Written request
Reproduce each line exactly. Skip none.

Collection entries

:::::

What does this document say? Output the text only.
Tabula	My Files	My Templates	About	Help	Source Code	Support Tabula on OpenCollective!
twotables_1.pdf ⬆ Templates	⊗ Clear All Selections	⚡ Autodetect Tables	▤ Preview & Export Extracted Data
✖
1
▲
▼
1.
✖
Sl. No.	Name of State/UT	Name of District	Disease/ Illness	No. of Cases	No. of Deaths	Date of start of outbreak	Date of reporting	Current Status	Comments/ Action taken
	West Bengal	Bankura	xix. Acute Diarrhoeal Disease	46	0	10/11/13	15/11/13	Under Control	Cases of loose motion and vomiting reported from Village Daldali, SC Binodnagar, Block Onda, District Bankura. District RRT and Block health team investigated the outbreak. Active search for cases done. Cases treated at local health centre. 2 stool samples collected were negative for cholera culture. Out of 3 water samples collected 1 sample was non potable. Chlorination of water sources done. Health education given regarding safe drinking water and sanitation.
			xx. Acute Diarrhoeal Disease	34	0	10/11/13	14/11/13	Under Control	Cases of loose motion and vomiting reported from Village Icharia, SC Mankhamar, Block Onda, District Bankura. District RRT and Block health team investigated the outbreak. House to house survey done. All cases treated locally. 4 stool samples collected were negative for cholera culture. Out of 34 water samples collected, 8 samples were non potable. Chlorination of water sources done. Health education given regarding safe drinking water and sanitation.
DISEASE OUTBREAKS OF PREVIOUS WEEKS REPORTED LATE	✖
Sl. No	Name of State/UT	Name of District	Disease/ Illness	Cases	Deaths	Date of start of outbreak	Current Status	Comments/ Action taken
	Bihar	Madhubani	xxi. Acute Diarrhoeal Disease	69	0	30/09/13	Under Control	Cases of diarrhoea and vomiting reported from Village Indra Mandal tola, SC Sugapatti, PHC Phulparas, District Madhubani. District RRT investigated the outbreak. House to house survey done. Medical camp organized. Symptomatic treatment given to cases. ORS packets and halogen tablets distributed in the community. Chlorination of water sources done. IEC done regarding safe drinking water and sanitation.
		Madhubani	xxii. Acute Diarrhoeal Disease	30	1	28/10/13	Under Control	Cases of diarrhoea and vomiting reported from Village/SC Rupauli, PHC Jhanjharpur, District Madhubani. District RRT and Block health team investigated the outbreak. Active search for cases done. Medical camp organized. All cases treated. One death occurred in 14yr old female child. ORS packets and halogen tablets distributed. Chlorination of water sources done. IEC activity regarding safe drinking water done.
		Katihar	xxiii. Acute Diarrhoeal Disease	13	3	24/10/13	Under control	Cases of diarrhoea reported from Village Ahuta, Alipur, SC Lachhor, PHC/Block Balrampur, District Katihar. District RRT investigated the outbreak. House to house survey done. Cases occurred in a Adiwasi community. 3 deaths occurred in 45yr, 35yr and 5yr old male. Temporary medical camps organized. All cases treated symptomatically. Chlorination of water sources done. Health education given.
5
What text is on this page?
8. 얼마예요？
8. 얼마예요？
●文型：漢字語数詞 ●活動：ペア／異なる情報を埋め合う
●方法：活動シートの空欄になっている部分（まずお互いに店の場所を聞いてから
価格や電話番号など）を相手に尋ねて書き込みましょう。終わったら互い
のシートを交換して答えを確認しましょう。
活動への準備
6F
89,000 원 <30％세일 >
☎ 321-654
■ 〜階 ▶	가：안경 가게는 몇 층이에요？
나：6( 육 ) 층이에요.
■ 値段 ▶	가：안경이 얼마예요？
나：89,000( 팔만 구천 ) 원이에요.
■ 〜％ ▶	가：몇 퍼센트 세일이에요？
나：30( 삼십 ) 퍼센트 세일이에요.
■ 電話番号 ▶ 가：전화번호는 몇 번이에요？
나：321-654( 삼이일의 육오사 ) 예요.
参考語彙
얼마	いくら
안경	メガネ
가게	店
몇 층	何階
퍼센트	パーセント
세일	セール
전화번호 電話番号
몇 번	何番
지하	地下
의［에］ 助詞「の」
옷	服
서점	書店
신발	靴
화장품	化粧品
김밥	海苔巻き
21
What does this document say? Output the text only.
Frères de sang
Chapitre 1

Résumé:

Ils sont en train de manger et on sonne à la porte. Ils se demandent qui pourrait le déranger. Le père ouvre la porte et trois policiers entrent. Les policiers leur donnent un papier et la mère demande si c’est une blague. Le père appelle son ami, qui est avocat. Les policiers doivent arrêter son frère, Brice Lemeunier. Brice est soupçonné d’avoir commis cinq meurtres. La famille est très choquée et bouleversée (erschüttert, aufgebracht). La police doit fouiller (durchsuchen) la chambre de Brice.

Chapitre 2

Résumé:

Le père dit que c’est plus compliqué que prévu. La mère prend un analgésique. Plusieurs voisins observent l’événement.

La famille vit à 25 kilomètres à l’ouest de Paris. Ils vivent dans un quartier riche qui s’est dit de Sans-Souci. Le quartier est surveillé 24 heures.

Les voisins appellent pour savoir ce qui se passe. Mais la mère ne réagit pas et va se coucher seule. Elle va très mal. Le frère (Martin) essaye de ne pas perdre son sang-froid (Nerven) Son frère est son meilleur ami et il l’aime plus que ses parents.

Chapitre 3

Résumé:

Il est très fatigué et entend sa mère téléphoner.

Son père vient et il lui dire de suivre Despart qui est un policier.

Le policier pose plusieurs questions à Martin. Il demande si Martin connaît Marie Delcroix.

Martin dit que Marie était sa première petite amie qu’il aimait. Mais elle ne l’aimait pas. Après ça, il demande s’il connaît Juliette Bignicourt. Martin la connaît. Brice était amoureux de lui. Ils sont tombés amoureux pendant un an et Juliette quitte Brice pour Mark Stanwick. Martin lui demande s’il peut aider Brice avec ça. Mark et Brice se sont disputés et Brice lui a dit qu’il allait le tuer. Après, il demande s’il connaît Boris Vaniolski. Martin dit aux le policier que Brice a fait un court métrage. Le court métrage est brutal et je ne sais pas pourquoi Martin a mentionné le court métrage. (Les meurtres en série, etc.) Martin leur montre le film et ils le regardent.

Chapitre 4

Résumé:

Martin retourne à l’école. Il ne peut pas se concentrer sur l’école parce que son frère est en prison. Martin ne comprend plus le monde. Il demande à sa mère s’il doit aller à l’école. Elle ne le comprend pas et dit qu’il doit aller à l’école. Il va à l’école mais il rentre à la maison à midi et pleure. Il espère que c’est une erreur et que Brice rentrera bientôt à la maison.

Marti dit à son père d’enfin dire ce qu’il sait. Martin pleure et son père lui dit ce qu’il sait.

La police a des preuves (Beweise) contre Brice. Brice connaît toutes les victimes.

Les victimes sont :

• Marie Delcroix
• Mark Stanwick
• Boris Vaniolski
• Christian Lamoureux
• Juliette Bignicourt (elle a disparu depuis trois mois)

:::::

Output for this task
What does this document say? Output the text only.
Tabula	My Files	My Templates	About	Help	Source Code	Support Tabula on OpenCollective!
twotables_1.pdf ⬆ Templates	⊗ Clear All Selections	⚡ Autodetect Tables	▤ Preview & Export Extracted Data
✖
1
▲
▼
1.
✖
Sl. No.	Name of State/UT	Name of District	Disease/ Illness	No. of Cases	No. of Deaths	Date of start of outbreak	Date of reporting	Current Status	Comments/ Action taken
	West Bengal	Bankura	xix. Acute Diarrhoeal Disease	46	0	10/11/13	15/11/13	Under Control	Cases of loose motion and vomiting reported from Village Daldali, SC Binodnagar, Block Onda, District Bankura. District RRT and Block health team investigated the outbreak. Active search for cases done. Cases treated at local health centre. 2 stool samples collected were negative for cholera culture. Out of 3 water samples collected 1 sample was non potable. Chlorination of water sources done. Health education given regarding safe drinking water and sanitation.
			xx. Acute Diarrhoeal Disease	34	0	10/11/13	14/11/13	Under Control	Cases of loose motion and vomiting reported from Village Icharia, SC Mankhamar, Block Onda, District Bankura. District RRT and Block health team investigated the outbreak. House to house survey done. All cases treated locally. 4 stool samples collected were negative for cholera culture. Out of 34 water samples collected, 8 samples were non potable. Chlorination of water sources done. Health education given regarding safe drinking water and sanitation.
DISEASE OUTBREAKS OF PREVIOUS WEEKS REPORTED LATE	✖
Sl. No	Name of State/UT	Name of District	Disease/ Illness	Cases	Deaths	Date of start of outbreak	Current Status	Comments/ Action taken
	Bihar	Madhubani	xxi. Acute Diarrhoeal Disease	69	0	30/09/13	Under Control	Cases of diarrhoea and vomiting reported from Village Indra Mandal tola, SC Sugapatti, PHC Phulparas, District Madhubani. District RRT investigated the outbreak. House to house survey done. Medical camp organized. Symptomatic treatment given to cases. ORS packets and halogen tablets distributed in the community. Chlorination of water sources done. IEC done regarding safe drinking water and sanitation.
		Madhubani	xxii. Acute Diarrhoeal Disease	30	1	28/10/13	Under Control	Cases of diarrhoea and vomiting reported from Village/SC Rupauli, PHC Jhanjharpur, District Madhubani. District RRT and Block health team investigated the outbreak. Active search for cases done. Medical camp organized. All cases treated. One death occurred in 14yr old female child. ORS packets and halogen tablets distributed. Chlorination of water sources done. IEC activity regarding safe drinking water done.
		Katihar	xxiii. Acute Diarrhoeal Disease	13	3	24/10/13	Under control	Cases of diarrhoea reported from Village Ahuta, Alipur, SC Lachhor, PHC/Block Balrampur, District Katihar. District RRT investigated the outbreak. House to house survey done. Cases occurred in a Adiwasi community. 3 deaths occurred in 45yr, 35yr and 5yr old male. Temporary medical camps organized. All cases treated symptomatically. Chlorination of water sources done. Health education given.
5
What text is on this page?
8. 얼마예요？
8. 얼마예요？
●文型：漢字語数詞 ●活動：ペア／異なる情報を埋め合う
●方法：活動シートの空欄になっている部分（まずお互いに店の場所を聞いてから
価格や電話番号など）を相手に尋ねて書き込みましょう。終わったら互い
のシートを交換して答えを確認しましょう。
活動への準備
6F
89,000 원 <30％세일 >
☎ 321-654
■ 〜階 ▶	가：안경 가게는 몇 층이에요？
나：6( 육 ) 층이에요.
■ 値段 ▶	가：안경이 얼마예요？
나：89,000( 팔만 구천 ) 원이에요.
■ 〜％ ▶	가：몇 퍼센트 세일이에요？
나：30( 삼십 ) 퍼센트 세일이에요.
■ 電話番号 ▶ 가：전화번호는 몇 번이에요？
나：321-654( 삼이일의 육오사 ) 예요.
参考語彙
얼마	いくら
안경	メガネ
가게	店
몇 층	何階
퍼센트	パーセント
세일	セール
전화번호 電話番号
몇 번	何番
지하	地下
의［에］ 助詞「の」
옷	服
서점	書店
신발	靴
화장품	化粧品
김밥	海苔巻き
21
What does this document say? Output the text only.
Frères de sang
Chapitre 1

Résumé:

Ils sont en train de manger et on sonne à la porte. Ils se demandent qui pourrait le déranger. Le père ouvre la porte et trois policiers entrent. Les policiers leur donnent un papier et la mère demande si c’est une blague. Le père appelle son ami, qui est avocat. Les policiers doivent arrêter son frère, Brice Lemeunier. Brice est soupçonné d’avoir commis cinq meurtres. La famille est très choquée et bouleversée (erschüttert, aufgebracht). La police doit fouiller (durchsuchen) la chambre de Brice.

Chapitre 2

Résumé:

Le père dit que c’est plus compliqué que prévu. La mère prend un analgésique. Plusieurs voisins observent l’événement.

La famille vit à 25 kilomètres à l’ouest de Paris. Ils vivent dans un quartier riche qui s’est dit de Sans-Souci. Le quartier est surveillé 24 heures.

Les voisins appellent pour savoir ce qui se passe. Mais la mère ne réagit pas et va se coucher seule. Elle va très mal. Le frère (Martin) essaye de ne pas perdre son sang-froid (Nerven) Son frère est son meilleur ami et il l’aime plus que ses parents.

Chapitre 3

Résumé:

Il est très fatigué et entend sa mère téléphoner.

Son père vient et il lui dire de suivre Despart qui est un policier.

Le policier pose plusieurs questions à Martin. Il demande si Martin connaît Marie Delcroix.

Martin dit que Marie était sa première petite amie qu’il aimait. Mais elle ne l’aimait pas. Après ça, il demande s’il connaît Juliette Bignicourt. Martin la connaît. Brice était amoureux de lui. Ils sont tombés amoureux pendant un an et Juliette quitte Brice pour Mark Stanwick. Martin lui demande s’il peut aider Brice avec ça. Mark et Brice se sont disputés et Brice lui a dit qu’il allait le tuer. Après, il demande s’il connaît Boris Vaniolski. Martin dit aux le policier que Brice a fait un court métrage. Le court métrage est brutal et je ne sais pas pourquoi Martin a mentionné le court métrage. (Les meurtres en série, etc.) Martin leur montre le film et ils le regardent.

Chapitre 4

Résumé:

Martin retourne à l’école. Il ne peut pas se concentrer sur l’école parce que son frère est en prison. Martin ne comprend plus le monde. Il demande à sa mère s’il doit aller à l’école. Elle ne le comprend pas et dit qu’il doit aller à l’école. Il va à l’école mais il rentre à la maison à midi et pleure. Il espère que c’est une erreur et que Brice rentrera bientôt à la maison.

Marti dit à son père d’enfin dire ce qu’il sait. Martin pleure et son père lui dit ce qu’il sait.

La police a des preuves (Beweise) contre Brice. Brice connaît toutes les victimes.

Les victimes sont :

• Marie Delcroix
• Mark Stanwick
• Boris Vaniolski
• Christian Lamoureux
• Juliette Bignicourt (elle a disparu depuis trois mois)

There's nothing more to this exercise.